▸ Working data:
start

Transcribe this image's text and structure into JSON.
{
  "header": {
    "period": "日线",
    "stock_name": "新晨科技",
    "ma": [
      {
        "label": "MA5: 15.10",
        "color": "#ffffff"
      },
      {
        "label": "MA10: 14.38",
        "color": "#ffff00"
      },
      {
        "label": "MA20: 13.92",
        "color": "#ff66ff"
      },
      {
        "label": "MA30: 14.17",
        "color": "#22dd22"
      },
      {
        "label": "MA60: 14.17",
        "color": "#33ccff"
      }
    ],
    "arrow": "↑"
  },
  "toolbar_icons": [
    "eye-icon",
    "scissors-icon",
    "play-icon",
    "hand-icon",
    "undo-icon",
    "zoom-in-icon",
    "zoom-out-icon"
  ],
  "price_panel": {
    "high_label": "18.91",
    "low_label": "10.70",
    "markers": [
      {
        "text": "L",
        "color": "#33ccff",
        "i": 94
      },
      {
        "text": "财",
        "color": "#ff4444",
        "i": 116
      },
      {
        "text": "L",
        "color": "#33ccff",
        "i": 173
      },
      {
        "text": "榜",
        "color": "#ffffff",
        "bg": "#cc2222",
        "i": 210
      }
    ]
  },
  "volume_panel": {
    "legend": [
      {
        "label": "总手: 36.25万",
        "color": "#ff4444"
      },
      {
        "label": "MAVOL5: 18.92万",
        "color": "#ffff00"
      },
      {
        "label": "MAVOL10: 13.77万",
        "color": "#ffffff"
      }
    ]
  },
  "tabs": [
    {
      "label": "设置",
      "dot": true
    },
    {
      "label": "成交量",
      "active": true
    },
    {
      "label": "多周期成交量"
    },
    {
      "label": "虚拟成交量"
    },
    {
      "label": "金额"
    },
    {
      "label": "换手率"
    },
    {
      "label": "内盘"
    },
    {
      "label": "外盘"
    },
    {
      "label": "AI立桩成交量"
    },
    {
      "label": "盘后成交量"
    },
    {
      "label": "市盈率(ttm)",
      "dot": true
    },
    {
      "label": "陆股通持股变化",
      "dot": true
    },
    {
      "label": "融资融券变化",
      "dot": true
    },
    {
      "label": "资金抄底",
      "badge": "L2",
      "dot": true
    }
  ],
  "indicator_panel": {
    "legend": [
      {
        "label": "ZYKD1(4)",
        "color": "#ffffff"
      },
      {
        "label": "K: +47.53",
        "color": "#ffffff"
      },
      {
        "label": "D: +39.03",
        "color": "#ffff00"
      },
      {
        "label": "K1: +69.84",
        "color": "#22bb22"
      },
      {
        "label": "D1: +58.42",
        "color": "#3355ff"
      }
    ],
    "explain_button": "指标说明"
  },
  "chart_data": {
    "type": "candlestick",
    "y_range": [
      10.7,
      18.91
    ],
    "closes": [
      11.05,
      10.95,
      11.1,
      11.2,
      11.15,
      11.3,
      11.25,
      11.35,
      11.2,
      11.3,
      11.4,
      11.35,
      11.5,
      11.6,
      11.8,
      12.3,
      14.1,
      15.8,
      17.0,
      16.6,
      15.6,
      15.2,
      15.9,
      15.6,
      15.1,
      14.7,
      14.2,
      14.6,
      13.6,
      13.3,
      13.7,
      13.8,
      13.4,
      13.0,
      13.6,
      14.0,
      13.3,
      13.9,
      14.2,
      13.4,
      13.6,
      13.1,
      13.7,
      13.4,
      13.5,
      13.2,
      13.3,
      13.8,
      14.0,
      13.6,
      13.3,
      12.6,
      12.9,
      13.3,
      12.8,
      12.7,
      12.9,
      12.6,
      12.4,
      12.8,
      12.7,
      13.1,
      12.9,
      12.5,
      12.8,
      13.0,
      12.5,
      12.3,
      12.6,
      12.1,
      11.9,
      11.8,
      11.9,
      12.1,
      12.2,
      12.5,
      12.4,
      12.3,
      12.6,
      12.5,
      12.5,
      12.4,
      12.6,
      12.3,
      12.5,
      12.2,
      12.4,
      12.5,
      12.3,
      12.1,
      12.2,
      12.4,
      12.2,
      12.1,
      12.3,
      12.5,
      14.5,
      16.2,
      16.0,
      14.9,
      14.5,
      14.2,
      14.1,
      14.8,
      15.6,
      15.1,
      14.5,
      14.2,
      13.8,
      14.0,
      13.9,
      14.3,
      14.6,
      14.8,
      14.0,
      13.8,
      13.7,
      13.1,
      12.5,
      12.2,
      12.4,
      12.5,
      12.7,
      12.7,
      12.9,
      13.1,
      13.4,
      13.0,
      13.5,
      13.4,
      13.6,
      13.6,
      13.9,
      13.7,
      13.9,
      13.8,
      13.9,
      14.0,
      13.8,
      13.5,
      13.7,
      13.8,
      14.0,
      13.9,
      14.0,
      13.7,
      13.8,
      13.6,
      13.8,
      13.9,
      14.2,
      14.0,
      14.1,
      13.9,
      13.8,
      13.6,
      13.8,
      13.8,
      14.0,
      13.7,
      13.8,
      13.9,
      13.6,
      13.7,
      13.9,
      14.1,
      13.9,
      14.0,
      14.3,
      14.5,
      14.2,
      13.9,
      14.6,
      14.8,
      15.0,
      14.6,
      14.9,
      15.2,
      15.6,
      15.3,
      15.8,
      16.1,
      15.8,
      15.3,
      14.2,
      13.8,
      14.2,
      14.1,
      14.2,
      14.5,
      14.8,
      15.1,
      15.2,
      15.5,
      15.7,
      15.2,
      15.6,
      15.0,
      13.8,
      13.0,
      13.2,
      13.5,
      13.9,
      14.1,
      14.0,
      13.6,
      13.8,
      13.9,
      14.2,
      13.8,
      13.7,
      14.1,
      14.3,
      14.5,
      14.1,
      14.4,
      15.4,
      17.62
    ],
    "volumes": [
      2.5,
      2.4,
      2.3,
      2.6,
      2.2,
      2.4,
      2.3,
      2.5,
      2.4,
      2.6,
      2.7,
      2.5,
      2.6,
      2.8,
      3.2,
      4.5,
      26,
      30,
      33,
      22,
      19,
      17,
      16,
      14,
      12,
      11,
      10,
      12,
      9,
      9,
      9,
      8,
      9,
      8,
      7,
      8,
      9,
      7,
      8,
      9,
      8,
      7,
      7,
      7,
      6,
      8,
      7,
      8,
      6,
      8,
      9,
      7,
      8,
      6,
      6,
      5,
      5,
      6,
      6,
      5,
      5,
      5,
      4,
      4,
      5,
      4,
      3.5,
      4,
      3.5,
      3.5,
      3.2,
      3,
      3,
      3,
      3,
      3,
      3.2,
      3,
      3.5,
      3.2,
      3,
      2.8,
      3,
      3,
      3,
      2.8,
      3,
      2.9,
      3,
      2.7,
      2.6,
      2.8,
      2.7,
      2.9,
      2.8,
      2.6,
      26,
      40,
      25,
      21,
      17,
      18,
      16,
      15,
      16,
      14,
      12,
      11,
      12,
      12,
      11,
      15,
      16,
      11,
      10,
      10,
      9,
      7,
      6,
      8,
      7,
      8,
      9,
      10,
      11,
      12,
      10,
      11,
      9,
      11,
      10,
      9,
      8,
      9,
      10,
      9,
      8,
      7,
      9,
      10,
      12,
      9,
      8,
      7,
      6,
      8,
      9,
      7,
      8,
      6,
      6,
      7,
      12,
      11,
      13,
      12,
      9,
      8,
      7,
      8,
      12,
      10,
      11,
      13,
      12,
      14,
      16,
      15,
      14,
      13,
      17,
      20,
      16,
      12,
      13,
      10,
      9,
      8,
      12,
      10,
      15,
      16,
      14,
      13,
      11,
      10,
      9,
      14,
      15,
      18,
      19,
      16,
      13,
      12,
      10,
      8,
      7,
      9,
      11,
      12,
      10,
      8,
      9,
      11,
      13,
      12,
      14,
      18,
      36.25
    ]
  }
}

end

▸ Requirement:
Write out all the data again, exactly as it appears.

▸ Reply:
Transcribe this image's text and structure into JSON.
{
  "header": {
    "period": "日线",
    "stock_name": "新晨科技",
    "ma": [
      {
        "label": "MA5: 15.10",
        "color": "#ffffff"
      },
      {
        "label": "MA10: 14.38",
        "color": "#ffff00"
      },
      {
        "label": "MA20: 13.92",
        "color": "#ff66ff"
      },
      {
        "label": "MA30: 14.17",
        "color": "#22dd22"
      },
      {
        "label": "MA60: 14.17",
        "color": "#33ccff"
      }
    ],
    "arrow": "↑"
  },
  "toolbar_icons": [
    "eye-icon",
    "scissors-icon",
    "play-icon",
    "hand-icon",
    "undo-icon",
    "zoom-in-icon",
    "zoom-out-icon"
  ],
  "price_panel": {
    "high_label": "18.91",
    "low_label": "10.70",
    "markers": [
      {
        "text": "L",
        "color": "#33ccff",
        "i": 94
      },
      {
        "text": "财",
        "color": "#ff4444",
        "i": 116
      },
      {
        "text": "L",
        "color": "#33ccff",
        "i": 173
      },
      {
        "text": "榜",
        "color": "#ffffff",
        "bg": "#cc2222",
        "i": 210
      }
    ]
  },
  "volume_panel": {
    "legend": [
      {
        "label": "总手: 36.25万",
        "color": "#ff4444"
      },
      {
        "label": "MAVOL5: 18.92万",
        "color": "#ffff00"
      },
      {
        "label": "MAVOL10: 13.77万",
        "color": "#ffffff"
      }
    ]
  },
  "tabs": [
    {
      "label": "设置",
      "dot": true
    },
    {
      "label": "成交量",
      "active": true
    },
    {
      "label": "多周期成交量"
    },
    {
      "label": "虚拟成交量"
    },
    {
      "label": "金额"
    },
    {
      "label": "换手率"
    },
    {
      "label": "内盘"
    },
    {
      "label": "外盘"
    },
    {
      "label": "AI立桩成交量"
    },
    {
      "label": "盘后成交量"
    },
    {
      "label": "市盈率(ttm)",
      "dot": true
    },
    {
      "label": "陆股通持股变化",
      "dot": true
    },
    {
      "label": "融资融券变化",
      "dot": true
    },
    {
      "label": "资金抄底",
      "badge": "L2",
      "dot": true
    }
  ],
  "indicator_panel": {
    "legend": [
      {
        "label": "ZYKD1(4)",
        "color": "#ffffff"
      },
      {
        "label": "K: +47.53",
        "color": "#ffffff"
      },
      {
        "label": "D: +39.03",
        "color": "#ffff00"
      },
      {
        "label": "K1: +69.84",
        "color": "#22bb22"
      },
      {
        "label": "D1: +58.42",
        "color": "#3355ff"
      }
    ],
    "explain_button": "指标说明"
  },
  "chart_data": {
    "type": "candlestick",
    "y_range": [
      10.7,
      18.91
    ],
    "closes": [
      11.05,
      10.95,
      11.1,
      11.2,
      11.15,
      11.3,
      11.25,
      11.35,
      11.2,
      11.3,
      11.4,
      11.35,
      11.5,
      11.6,
      11.8,
      12.3,
      14.1,
      15.8,
      17.0,
      16.6,
      15.6,
      15.2,
      15.9,
      15.6,
      15.1,
      14.7,
      14.2,
      14.6,
      13.6,
      13.3,
      13.7,
      13.8,
      13.4,
      13.0,
      13.6,
      14.0,
      13.3,
      13.9,
      14.2,
      13.4,
      13.6,
      13.1,
      13.7,
      13.4,
      13.5,
      13.2,
      13.3,
      13.8,
      14.0,
      13.6,
      13.3,
      12.6,
      12.9,
      13.3,
      12.8,
      12.7,
      12.9,
      12.6,
      12.4,
      12.8,
      12.7,
      13.1,
      12.9,
      12.5,
      12.8,
      13.0,
      12.5,
      12.3,
      12.6,
      12.1,
      11.9,
      11.8,
      11.9,
      12.1,
      12.2,
      12.5,
      12.4,
      12.3,
      12.6,
      12.5,
      12.5,
      12.4,
      12.6,
      12.3,
      12.5,
      12.2,
      12.4,
      12.5,
      12.3,
      12.1,
      12.2,
      12.4,
      12.2,
      12.1,
      12.3,
      12.5,
      14.5,
      16.2,
      16.0,
      14.9,
      14.5,
      14.2,
      14.1,
      14.8,
      15.6,
      15.1,
      14.5,
      14.2,
      13.8,
      14.0,
      13.9,
      14.3,
      14.6,
      14.8,
      14.0,
      13.8,
      13.7,
      13.1,
      12.5,
      12.2,
      12.4,
      12.5,
      12.7,
      12.7,
      12.9,
      13.1,
      13.4,
      13.0,
      13.5,
      13.4,
      13.6,
      13.6,
      13.9,
      13.7,
      13.9,
      13.8,
      13.9,
      14.0,
      13.8,
      13.5,
      13.7,
      13.8,
      14.0,
      13.9,
      14.0,
      13.7,
      13.8,
      13.6,
      13.8,
      13.9,
      14.2,
      14.0,
      14.1,
      13.9,
      13.8,
      13.6,
      13.8,
      13.8,
      14.0,
      13.7,
      13.8,
      13.9,
      13.6,
      13.7,
      13.9,
      14.1,
      13.9,
      14.0,
      14.3,
      14.5,
      14.2,
      13.9,
      14.6,
      14.8,
      15.0,
      14.6,
      14.9,
      15.2,
      15.6,
      15.3,
      15.8,
      16.1,
      15.8,
      15.3,
      14.2,
      13.8,
      14.2,
      14.1,
      14.2,
      14.5,
      14.8,
      15.1,
      15.2,
      15.5,
      15.7,
      15.2,
      15.6,
      15.0,
      13.8,
      13.0,
      13.2,
      13.5,
      13.9,
      14.1,
      14.0,
      13.6,
      13.8,
      13.9,
      14.2,
      13.8,
      13.7,
      14.1,
      14.3,
      14.5,
      14.1,
      14.4,
      15.4,
      17.62
    ],
    "volumes": [
      2.5,
      2.4,
      2.3,
      2.6,
      2.2,
      2.4,
      2.3,
      2.5,
      2.4,
      2.6,
      2.7,
      2.5,
      2.6,
      2.8,
      3.2,
      4.5,
      26,
      30,
      33,
      22,
      19,
      17,
      16,
      14,
      12,
      11,
      10,
      12,
      9,
      9,
      9,
      8,
      9,
      8,
      7,
      8,
      9,
      7,
      8,
      9,
      8,
      7,
      7,
      7,
      6,
      8,
      7,
      8,
      6,
      8,
      9,
      7,
      8,
      6,
      6,
      5,
      5,
      6,
      6,
      5,
      5,
      5,
      4,
      4,
      5,
      4,
      3.5,
      4,
      3.5,
      3.5,
      3.2,
      3,
      3,
      3,
      3,
      3,
      3.2,
      3,
      3.5,
      3.2,
      3,
      2.8,
      3,
      3,
      3,
      2.8,
      3,
      2.9,
      3,
      2.7,
      2.6,
      2.8,
      2.7,
      2.9,
      2.8,
      2.6,
      26,
      40,
      25,
      21,
      17,
      18,
      16,
      15,
      16,
      14,
      12,
      11,
      12,
      12,
      11,
      15,
      16,
      11,
      10,
      10,
      9,
      7,
      6,
      8,
      7,
      8,
      9,
      10,
      11,
      12,
      10,
      11,
      9,
      11,
      10,
      9,
      8,
      9,
      10,
      9,
      8,
      7,
      9,
      10,
      12,
      9,
      8,
      7,
      6,
      8,
      9,
      7,
      8,
      6,
      6,
      7,
      12,
      11,
      13,
      12,
      9,
      8,
      7,
      8,
      12,
      10,
      11,
      13,
      12,
      14,
      16,
      15,
      14,
      13,
      17,
      20,
      16,
      12,
      13,
      10,
      9,
      8,
      12,
      10,
      15,
      16,
      14,
      13,
      11,
      10,
      9,
      14,
      15,
      18,
      19,
      16,
      13,
      12,
      10,
      8,
      7,
      9,
      11,
      12,
      10,
      8,
      9,
      11,
      13,
      12,
      14,
      18,
      36.25
    ]
  }
}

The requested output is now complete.